- [The request] Filter the data for lines with the word "step", then copy every line so identified.

- [The records]
************

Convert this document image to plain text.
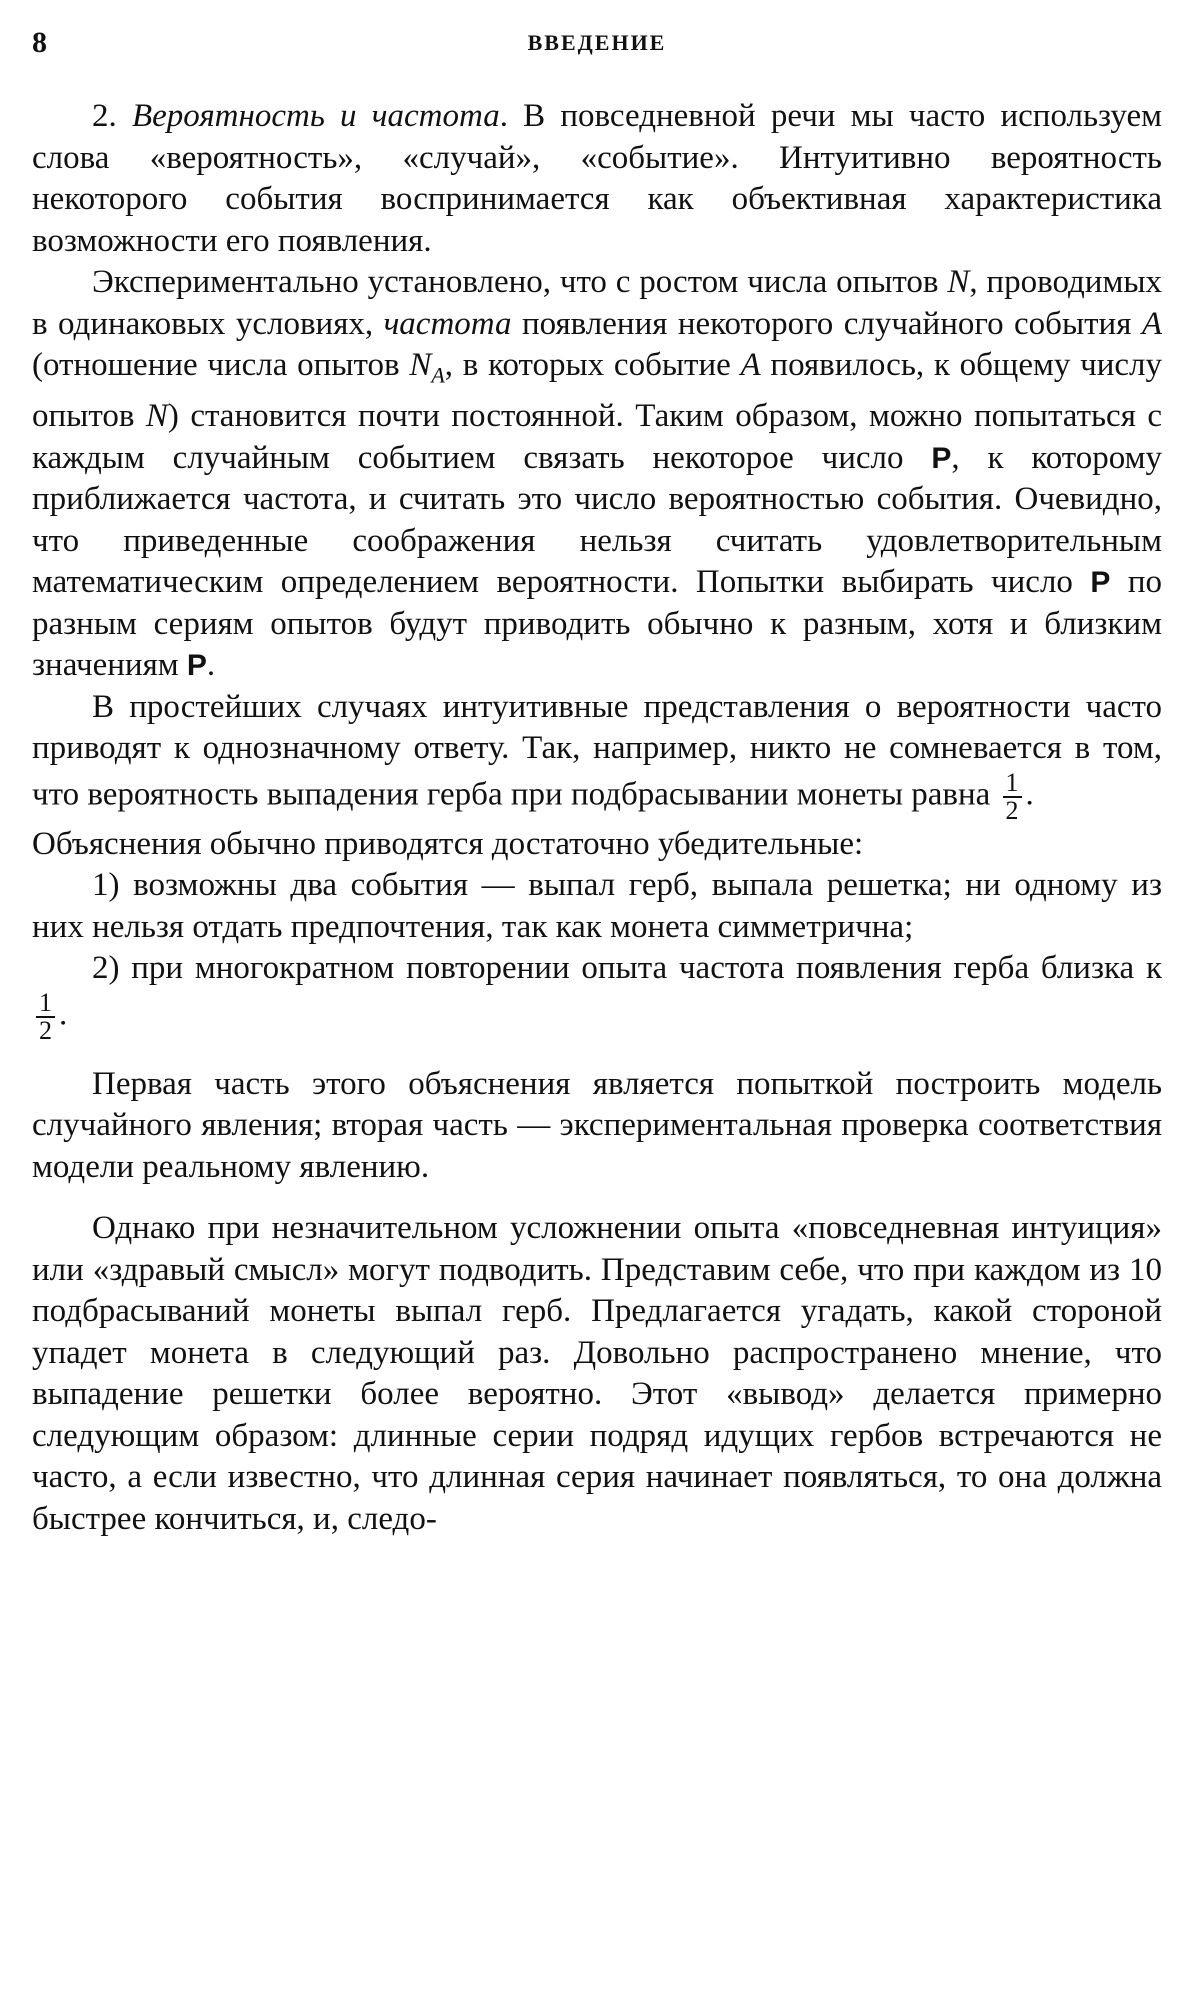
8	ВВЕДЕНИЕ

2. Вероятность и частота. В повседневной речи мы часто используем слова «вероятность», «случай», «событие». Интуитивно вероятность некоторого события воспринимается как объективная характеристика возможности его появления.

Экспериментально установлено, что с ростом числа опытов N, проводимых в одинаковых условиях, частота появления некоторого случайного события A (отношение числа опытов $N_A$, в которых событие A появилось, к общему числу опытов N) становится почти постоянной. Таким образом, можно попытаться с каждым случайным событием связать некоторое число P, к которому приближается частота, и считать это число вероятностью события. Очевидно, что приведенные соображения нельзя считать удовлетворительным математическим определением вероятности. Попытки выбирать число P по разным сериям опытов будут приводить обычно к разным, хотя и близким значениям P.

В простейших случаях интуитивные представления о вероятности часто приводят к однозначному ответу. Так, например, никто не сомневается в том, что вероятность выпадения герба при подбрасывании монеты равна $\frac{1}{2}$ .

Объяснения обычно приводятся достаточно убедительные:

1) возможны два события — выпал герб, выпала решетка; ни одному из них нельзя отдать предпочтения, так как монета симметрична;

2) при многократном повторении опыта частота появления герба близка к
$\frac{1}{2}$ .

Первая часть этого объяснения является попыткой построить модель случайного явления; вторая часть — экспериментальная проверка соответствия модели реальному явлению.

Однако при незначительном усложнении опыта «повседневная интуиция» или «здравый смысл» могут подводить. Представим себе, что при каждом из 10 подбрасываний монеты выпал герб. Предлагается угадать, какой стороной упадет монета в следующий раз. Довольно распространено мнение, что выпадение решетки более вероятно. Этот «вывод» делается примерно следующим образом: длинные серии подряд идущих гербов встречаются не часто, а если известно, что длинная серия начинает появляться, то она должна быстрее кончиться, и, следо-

************

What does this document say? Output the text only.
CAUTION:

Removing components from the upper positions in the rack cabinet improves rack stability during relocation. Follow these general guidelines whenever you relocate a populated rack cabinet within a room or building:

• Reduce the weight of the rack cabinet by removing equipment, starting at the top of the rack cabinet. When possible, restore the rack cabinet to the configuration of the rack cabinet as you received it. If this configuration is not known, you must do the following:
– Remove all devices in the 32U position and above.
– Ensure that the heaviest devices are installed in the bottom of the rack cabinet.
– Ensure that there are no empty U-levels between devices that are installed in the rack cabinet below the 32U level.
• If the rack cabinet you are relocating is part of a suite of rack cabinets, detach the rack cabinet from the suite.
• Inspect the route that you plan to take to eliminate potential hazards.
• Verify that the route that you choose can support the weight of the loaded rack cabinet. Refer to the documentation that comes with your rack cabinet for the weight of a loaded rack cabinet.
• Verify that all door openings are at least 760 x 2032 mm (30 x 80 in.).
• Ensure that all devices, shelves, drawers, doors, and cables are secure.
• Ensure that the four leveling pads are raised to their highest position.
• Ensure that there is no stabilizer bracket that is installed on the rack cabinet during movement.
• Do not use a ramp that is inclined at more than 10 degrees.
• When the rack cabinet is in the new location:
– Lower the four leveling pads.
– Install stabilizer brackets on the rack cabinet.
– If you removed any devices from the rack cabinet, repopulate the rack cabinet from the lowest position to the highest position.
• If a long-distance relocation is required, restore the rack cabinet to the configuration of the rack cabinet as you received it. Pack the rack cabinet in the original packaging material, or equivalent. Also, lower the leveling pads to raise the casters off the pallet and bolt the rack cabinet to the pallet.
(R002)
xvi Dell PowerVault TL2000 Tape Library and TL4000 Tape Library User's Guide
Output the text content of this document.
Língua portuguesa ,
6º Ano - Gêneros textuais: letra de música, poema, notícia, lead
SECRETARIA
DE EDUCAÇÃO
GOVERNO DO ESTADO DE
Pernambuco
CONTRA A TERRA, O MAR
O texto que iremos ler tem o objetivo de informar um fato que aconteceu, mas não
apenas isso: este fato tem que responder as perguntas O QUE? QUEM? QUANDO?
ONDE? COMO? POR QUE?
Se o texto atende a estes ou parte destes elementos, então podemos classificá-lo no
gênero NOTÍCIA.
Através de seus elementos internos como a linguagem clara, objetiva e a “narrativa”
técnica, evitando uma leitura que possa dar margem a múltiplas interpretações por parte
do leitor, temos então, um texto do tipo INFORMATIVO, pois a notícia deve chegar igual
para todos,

************

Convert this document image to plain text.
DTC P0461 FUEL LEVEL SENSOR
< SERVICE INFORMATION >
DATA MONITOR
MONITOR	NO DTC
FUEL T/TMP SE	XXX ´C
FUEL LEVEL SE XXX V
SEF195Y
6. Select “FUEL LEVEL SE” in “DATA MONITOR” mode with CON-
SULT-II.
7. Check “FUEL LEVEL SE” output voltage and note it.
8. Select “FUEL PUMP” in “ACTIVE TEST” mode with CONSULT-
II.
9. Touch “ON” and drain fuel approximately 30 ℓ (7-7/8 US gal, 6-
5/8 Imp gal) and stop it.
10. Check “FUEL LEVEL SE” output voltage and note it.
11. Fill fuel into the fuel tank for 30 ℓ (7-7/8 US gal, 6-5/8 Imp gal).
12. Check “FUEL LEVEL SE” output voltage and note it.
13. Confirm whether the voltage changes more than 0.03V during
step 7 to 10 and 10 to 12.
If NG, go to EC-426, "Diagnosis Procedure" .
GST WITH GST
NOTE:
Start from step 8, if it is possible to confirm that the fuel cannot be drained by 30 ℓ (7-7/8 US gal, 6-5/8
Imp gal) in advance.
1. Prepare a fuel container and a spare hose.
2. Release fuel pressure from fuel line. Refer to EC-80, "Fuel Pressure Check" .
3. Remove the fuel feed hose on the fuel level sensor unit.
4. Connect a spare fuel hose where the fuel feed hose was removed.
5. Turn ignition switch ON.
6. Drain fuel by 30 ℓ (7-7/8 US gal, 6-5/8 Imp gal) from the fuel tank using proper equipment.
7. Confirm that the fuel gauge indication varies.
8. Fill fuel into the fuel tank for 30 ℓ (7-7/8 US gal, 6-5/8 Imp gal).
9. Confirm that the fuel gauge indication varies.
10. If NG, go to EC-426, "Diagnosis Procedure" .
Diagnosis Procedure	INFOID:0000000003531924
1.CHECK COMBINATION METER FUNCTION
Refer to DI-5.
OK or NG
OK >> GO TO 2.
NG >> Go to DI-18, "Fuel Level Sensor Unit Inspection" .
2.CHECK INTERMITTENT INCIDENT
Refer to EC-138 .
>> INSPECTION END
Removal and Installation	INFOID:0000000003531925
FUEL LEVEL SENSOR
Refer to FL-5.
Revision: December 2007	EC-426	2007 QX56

************

- [Final answer]
step 7 to 10 and 10 to 12.
Start from step 8, if it is possible to confirm that the fuel cannot be drained by 30 ℓ (7-7/8 US gal, 6-5/8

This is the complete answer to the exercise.